=== REQUIREMENTS ===
Make an exact copy of the entries, and keep any pictures out of it.

=== THE INPUT ===
━━━

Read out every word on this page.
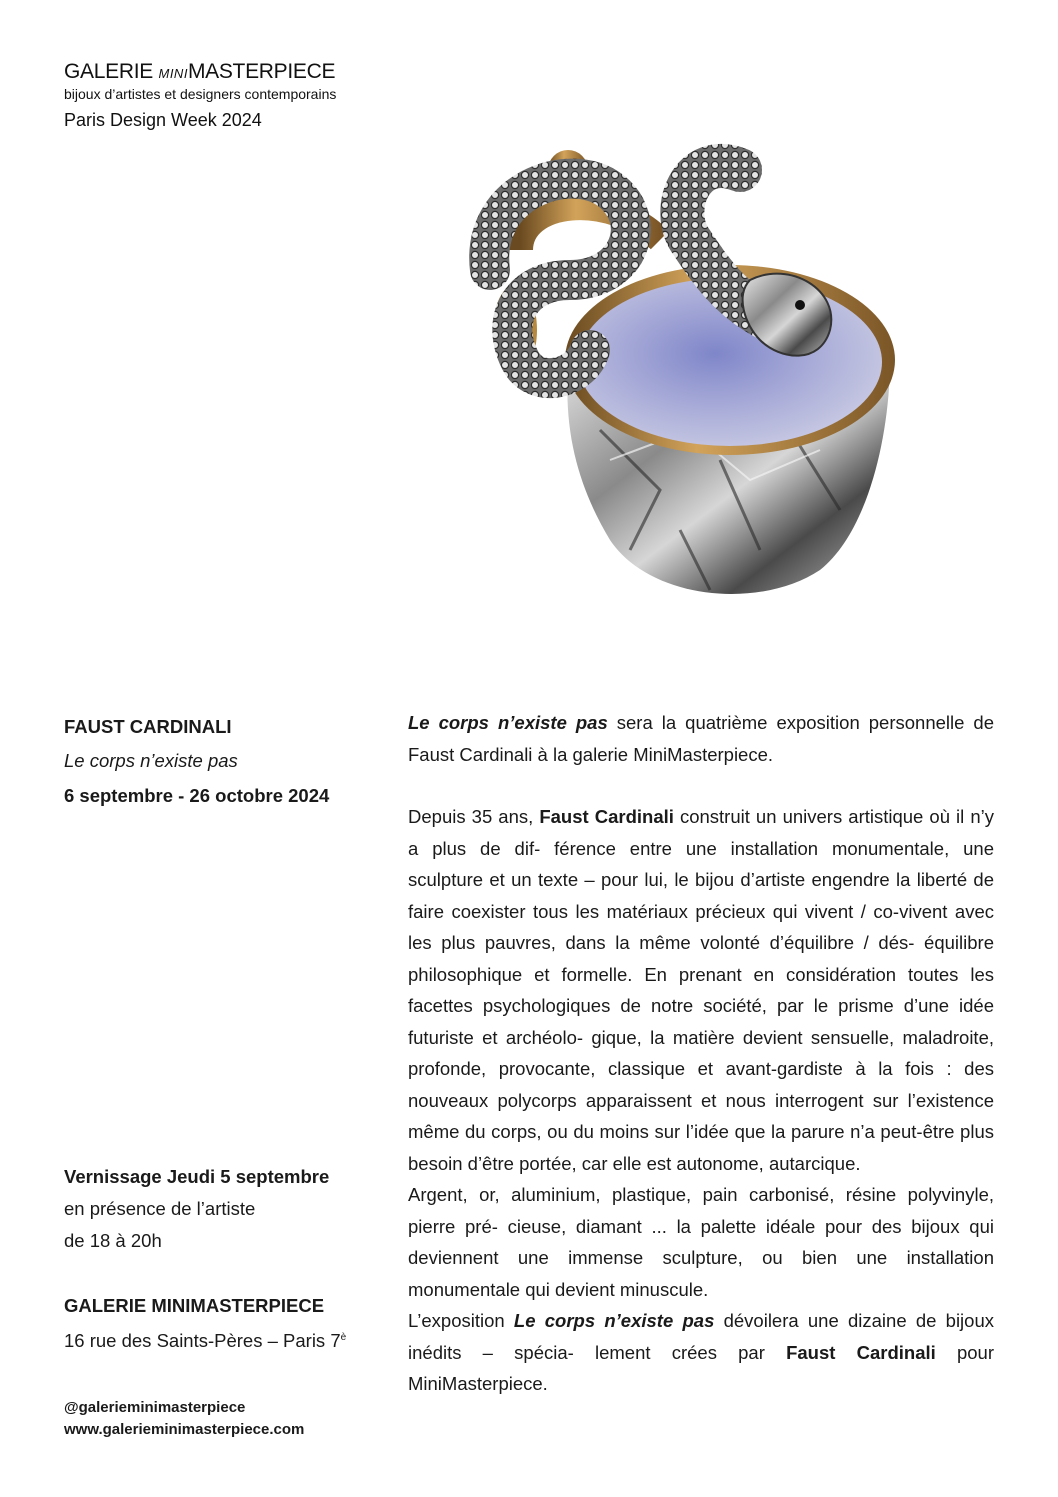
GALERIE MINIMASTERPIECE
bijoux d’artistes et designers contemporains
Paris Design Week 2024
FAUST CARDINALI
Le corps n’existe pas
6 septembre - 26 octobre 2024
Vernissage Jeudi 5 septembre
en présence de l’artiste
de 18 à 20h
GALERIE MINIMASTERPIECE
16 rue des Saints-Pères – Paris $7^è$
@galerieminimasterpiece
www.galerieminimasterpiece.com

Le corps n’existe pas sera la quatrième exposition personnelle de Faust Cardinali à la galerie MiniMasterpiece.

Depuis 35 ans, Faust Cardinali construit un univers artistique où il n’y a plus de dif- férence entre une installation monumentale, une sculpture et un texte – pour lui, le bijou d’artiste engendre la liberté de faire coexister tous les matériaux précieux qui vivent / co-vivent avec les plus pauvres, dans la même volonté d’équilibre / dés- équilibre philosophique et formelle. En prenant en considération toutes les facettes psychologiques de notre société, par le prisme d’une idée futuriste et archéolo- gique, la matière devient sensuelle, maladroite, profonde, provocante, classique et avant-gardiste à la fois : des nouveaux polycorps apparaissent et nous interrogent sur l’existence même du corps, ou du moins sur l’idée que la parure n’a peut-être plus besoin d’être portée, car elle est autonome, autarcique.

Argent, or, aluminium, plastique, pain carbonisé, résine polyvinyle, pierre pré- cieuse, diamant ... la palette idéale pour des bijoux qui deviennent une immense sculpture, ou bien une installation monumentale qui devient minuscule.

L’exposition Le corps n’existe pas dévoilera une dizaine de bijoux inédits – spécia- lement crées par Faust Cardinali pour MiniMasterpiece.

━━━

=== ANSWER FOR THIS EXERCISE ===
Read out every word on this page.
GALERIE MINIMASTERPIECE
bijoux d’artistes et designers contemporains
Paris Design Week 2024
FAUST CARDINALI
Le corps n’existe pas
6 septembre - 26 octobre 2024
Vernissage Jeudi 5 septembre
en présence de l’artiste
de 18 à 20h
GALERIE MINIMASTERPIECE
16 rue des Saints-Pères – Paris $7^è$
@galerieminimasterpiece
www.galerieminimasterpiece.com

Le corps n’existe pas sera la quatrième exposition personnelle de Faust Cardinali à la galerie MiniMasterpiece.

Depuis 35 ans, Faust Cardinali construit un univers artistique où il n’y a plus de dif- férence entre une installation monumentale, une sculpture et un texte – pour lui, le bijou d’artiste engendre la liberté de faire coexister tous les matériaux précieux qui vivent / co-vivent avec les plus pauvres, dans la même volonté d’équilibre / dés- équilibre philosophique et formelle. En prenant en considération toutes les facettes psychologiques de notre société, par le prisme d’une idée futuriste et archéolo- gique, la matière devient sensuelle, maladroite, profonde, provocante, classique et avant-gardiste à la fois : des nouveaux polycorps apparaissent et nous interrogent sur l’existence même du corps, ou du moins sur l’idée que la parure n’a peut-être plus besoin d’être portée, car elle est autonome, autarcique.

Argent, or, aluminium, plastique, pain carbonisé, résine polyvinyle, pierre pré- cieuse, diamant ... la palette idéale pour des bijoux qui deviennent une immense sculpture, ou bien une installation monumentale qui devient minuscule.

L’exposition Le corps n’existe pas dévoilera une dizaine de bijoux inédits – spécia- lement crées par Faust Cardinali pour MiniMasterpiece.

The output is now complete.